Task brief: Each line of the material must be returned exactly.

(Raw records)
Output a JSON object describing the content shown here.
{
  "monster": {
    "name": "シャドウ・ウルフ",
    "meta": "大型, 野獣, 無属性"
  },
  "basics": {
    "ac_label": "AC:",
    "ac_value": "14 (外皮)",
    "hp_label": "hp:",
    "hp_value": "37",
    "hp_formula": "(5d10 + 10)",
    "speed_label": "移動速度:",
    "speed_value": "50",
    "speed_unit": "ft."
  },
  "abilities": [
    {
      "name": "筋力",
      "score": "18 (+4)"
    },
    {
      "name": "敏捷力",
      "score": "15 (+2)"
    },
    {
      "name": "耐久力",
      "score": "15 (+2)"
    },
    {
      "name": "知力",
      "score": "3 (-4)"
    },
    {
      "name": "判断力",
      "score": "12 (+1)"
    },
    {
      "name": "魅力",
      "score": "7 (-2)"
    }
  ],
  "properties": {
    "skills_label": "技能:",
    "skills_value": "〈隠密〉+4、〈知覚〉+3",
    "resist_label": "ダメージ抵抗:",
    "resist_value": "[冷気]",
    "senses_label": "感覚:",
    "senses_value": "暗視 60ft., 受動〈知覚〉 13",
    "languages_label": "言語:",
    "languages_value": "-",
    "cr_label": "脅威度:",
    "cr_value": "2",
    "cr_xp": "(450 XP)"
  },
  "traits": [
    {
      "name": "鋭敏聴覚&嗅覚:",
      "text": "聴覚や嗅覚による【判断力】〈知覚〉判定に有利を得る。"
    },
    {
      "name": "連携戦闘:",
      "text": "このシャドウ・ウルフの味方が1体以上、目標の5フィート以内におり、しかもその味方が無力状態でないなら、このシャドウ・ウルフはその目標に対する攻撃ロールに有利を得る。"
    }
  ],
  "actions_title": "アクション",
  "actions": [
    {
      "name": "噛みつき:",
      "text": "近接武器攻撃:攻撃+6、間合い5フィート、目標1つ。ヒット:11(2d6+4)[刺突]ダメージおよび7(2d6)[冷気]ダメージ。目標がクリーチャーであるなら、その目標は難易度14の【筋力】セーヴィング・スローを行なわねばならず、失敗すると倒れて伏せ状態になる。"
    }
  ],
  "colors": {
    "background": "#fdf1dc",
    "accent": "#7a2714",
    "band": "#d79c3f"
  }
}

Output:
Output a JSON object describing the content shown here.
{
  "monster": {
    "name": "シャドウ・ウルフ",
    "meta": "大型, 野獣, 無属性"
  },
  "basics": {
    "ac_label": "AC:",
    "ac_value": "14 (外皮)",
    "hp_label": "hp:",
    "hp_value": "37",
    "hp_formula": "(5d10 + 10)",
    "speed_label": "移動速度:",
    "speed_value": "50",
    "speed_unit": "ft."
  },
  "abilities": [
    {
      "name": "筋力",
      "score": "18 (+4)"
    },
    {
      "name": "敏捷力",
      "score": "15 (+2)"
    },
    {
      "name": "耐久力",
      "score": "15 (+2)"
    },
    {
      "name": "知力",
      "score": "3 (-4)"
    },
    {
      "name": "判断力",
      "score": "12 (+1)"
    },
    {
      "name": "魅力",
      "score": "7 (-2)"
    }
  ],
  "properties": {
    "skills_label": "技能:",
    "skills_value": "〈隠密〉+4、〈知覚〉+3",
    "resist_label": "ダメージ抵抗:",
    "resist_value": "[冷気]",
    "senses_label": "感覚:",
    "senses_value": "暗視 60ft., 受動〈知覚〉 13",
    "languages_label": "言語:",
    "languages_value": "-",
    "cr_label": "脅威度:",
    "cr_value": "2",
    "cr_xp": "(450 XP)"
  },
  "traits": [
    {
      "name": "鋭敏聴覚&嗅覚:",
      "text": "聴覚や嗅覚による【判断力】〈知覚〉判定に有利を得る。"
    },
    {
      "name": "連携戦闘:",
      "text": "このシャドウ・ウルフの味方が1体以上、目標の5フィート以内におり、しかもその味方が無力状態でないなら、このシャドウ・ウルフはその目標に対する攻撃ロールに有利を得る。"
    }
  ],
  "actions_title": "アクション",
  "actions": [
    {
      "name": "噛みつき:",
      "text": "近接武器攻撃:攻撃+6、間合い5フィート、目標1つ。ヒット:11(2d6+4)[刺突]ダメージおよび7(2d6)[冷気]ダメージ。目標がクリーチャーであるなら、その目標は難易度14の【筋力】セーヴィング・スローを行なわねばならず、失敗すると倒れて伏せ状態になる。"
    }
  ],
  "colors": {
    "background": "#fdf1dc",
    "accent": "#7a2714",
    "band": "#d79c3f"
  }
}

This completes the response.